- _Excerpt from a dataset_
(begin)

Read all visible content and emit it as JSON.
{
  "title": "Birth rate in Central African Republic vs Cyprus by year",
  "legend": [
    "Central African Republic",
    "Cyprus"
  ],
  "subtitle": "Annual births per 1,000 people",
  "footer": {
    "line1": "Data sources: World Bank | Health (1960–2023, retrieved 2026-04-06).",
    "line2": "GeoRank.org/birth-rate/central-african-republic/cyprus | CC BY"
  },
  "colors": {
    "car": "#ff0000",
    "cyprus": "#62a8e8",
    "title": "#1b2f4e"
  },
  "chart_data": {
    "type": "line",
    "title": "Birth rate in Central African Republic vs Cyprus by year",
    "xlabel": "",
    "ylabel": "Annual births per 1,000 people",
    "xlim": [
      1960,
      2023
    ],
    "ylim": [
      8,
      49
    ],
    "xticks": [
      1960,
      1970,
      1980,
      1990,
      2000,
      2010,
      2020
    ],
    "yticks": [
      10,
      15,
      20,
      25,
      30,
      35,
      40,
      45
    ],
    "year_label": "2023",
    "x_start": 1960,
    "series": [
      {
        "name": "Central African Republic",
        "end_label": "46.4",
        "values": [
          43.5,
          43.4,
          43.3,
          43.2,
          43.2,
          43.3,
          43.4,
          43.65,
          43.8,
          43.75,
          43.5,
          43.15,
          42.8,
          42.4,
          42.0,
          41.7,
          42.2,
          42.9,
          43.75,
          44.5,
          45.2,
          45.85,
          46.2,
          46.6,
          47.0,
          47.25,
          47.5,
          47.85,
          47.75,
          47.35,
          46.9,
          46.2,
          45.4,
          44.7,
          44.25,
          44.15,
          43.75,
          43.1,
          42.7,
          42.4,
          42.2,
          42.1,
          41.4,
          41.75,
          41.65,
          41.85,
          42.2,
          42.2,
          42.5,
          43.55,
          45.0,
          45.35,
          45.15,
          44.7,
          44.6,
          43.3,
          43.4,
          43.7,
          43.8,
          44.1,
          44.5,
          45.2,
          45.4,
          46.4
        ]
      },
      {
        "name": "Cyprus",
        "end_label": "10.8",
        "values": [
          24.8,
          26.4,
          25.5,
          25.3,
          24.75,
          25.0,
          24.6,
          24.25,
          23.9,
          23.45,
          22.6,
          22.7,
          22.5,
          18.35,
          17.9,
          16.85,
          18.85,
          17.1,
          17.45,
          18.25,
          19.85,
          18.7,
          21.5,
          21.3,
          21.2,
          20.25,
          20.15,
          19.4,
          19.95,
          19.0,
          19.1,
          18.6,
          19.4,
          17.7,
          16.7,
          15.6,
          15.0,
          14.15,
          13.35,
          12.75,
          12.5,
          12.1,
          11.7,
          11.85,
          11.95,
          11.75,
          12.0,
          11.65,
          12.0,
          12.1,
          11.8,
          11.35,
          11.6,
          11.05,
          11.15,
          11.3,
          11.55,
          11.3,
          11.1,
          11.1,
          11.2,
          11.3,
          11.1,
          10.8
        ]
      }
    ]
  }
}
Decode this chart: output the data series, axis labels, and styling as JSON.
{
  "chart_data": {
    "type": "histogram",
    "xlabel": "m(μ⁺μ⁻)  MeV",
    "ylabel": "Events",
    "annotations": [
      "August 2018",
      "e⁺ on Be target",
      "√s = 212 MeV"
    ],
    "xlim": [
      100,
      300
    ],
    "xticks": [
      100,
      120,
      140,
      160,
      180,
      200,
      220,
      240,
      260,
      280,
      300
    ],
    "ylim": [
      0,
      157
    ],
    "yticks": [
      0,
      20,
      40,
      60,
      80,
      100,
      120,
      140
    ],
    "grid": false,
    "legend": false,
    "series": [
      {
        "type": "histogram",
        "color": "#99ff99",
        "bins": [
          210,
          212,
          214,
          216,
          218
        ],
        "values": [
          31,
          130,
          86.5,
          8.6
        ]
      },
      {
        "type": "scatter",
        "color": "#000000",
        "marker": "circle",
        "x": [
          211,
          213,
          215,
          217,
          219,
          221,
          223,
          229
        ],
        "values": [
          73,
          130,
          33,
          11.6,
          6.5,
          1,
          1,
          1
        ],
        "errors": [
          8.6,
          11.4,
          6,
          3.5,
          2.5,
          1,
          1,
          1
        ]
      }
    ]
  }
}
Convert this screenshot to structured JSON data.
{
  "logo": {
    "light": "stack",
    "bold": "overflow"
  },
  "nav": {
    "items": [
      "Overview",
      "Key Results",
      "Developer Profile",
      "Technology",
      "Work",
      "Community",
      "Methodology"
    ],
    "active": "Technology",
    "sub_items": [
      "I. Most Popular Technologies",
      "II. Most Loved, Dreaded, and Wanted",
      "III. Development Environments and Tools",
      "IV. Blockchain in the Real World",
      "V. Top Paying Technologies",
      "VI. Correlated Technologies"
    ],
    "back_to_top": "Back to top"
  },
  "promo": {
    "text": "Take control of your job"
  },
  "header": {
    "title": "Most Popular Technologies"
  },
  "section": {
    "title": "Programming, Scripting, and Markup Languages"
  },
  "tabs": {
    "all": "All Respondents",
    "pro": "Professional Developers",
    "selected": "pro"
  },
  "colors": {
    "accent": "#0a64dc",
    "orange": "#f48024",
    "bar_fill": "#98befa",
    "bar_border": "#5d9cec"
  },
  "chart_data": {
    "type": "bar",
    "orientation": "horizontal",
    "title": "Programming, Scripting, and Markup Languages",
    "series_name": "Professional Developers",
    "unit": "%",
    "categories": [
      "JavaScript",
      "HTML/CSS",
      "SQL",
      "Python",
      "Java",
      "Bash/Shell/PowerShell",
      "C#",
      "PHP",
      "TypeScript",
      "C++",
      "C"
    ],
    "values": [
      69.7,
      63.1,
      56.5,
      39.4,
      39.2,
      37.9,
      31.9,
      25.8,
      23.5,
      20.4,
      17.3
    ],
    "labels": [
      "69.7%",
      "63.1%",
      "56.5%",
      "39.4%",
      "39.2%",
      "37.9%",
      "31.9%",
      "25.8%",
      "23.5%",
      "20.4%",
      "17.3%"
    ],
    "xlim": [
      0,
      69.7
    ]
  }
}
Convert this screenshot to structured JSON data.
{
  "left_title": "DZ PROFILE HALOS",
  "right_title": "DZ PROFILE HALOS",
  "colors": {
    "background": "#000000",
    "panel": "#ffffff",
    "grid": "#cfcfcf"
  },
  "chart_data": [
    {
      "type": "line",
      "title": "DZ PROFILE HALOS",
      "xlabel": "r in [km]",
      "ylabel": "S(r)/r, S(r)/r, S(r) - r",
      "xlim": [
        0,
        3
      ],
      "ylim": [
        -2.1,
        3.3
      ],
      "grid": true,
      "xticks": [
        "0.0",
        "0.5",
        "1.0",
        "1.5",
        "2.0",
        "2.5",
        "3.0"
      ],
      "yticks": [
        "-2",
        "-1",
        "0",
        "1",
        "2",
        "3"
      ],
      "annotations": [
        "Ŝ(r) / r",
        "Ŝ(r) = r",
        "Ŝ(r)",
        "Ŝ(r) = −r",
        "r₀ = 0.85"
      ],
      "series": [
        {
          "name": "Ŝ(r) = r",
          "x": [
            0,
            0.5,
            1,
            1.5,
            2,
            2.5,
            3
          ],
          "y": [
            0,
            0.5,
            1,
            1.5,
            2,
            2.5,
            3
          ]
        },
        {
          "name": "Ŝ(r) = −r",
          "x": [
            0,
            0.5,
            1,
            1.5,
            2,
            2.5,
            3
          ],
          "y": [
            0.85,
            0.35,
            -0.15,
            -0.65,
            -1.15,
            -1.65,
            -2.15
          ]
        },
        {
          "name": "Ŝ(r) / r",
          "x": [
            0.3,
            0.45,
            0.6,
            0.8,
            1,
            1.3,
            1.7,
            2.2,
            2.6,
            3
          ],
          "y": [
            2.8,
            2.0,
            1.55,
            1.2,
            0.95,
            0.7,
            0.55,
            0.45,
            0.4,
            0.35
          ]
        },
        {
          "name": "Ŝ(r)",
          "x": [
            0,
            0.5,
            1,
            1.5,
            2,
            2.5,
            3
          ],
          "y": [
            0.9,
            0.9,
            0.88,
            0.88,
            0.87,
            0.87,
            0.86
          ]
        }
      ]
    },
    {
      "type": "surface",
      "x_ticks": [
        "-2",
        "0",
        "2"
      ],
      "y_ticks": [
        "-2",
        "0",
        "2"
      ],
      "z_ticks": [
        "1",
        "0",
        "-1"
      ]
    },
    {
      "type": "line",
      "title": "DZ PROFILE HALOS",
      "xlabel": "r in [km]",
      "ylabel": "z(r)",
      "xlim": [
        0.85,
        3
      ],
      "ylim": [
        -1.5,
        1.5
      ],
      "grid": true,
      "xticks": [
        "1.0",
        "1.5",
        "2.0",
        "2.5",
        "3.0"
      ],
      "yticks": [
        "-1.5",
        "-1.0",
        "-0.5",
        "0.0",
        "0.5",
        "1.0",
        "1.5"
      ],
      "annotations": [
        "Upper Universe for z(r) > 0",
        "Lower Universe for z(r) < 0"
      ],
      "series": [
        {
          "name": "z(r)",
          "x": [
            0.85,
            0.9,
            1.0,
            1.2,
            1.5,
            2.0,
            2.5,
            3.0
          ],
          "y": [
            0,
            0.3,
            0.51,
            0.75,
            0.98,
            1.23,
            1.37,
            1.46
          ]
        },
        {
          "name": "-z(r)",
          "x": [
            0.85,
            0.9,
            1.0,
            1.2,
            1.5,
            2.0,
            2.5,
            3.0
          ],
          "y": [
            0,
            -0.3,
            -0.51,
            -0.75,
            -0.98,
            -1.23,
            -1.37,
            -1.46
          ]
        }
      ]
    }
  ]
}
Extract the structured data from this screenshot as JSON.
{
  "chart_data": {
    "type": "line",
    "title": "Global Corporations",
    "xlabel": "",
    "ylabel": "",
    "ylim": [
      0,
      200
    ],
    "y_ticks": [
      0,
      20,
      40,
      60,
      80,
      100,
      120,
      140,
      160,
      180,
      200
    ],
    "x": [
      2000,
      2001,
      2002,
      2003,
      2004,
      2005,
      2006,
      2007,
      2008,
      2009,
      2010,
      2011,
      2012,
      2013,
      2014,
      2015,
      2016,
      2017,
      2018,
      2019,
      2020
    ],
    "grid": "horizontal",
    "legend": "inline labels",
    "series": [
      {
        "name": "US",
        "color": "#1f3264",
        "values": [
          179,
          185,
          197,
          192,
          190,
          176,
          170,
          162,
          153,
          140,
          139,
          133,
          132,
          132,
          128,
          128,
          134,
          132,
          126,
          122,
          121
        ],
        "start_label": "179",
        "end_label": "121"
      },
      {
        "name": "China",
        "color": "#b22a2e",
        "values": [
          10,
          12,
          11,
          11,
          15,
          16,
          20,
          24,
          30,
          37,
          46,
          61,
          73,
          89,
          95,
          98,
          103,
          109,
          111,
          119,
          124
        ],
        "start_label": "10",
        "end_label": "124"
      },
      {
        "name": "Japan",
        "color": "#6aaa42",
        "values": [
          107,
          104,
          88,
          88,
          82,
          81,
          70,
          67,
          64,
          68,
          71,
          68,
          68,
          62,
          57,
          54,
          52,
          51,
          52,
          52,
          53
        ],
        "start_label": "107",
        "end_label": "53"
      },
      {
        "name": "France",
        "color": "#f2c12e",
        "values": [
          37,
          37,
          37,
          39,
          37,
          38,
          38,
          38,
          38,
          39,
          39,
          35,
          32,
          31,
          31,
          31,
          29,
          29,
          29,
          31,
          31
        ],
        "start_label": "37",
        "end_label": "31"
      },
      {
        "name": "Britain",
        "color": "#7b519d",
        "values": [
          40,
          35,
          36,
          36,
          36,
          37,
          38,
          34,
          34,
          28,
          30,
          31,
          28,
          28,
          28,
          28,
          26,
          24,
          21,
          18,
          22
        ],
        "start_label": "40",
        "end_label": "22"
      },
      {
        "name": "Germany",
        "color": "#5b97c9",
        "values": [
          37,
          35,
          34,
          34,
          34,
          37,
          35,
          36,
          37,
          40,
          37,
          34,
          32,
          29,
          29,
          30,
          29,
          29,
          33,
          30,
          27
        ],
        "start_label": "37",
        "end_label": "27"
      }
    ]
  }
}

(end)

- _Description of the task_
From the data above, show each line that contains "World".

- _Solution to this exercise_
    "line1": "Data sources: World Bank | Health (1960–2023, retrieved 2026-04-06).",
      "IV. Blockchain in the Real World",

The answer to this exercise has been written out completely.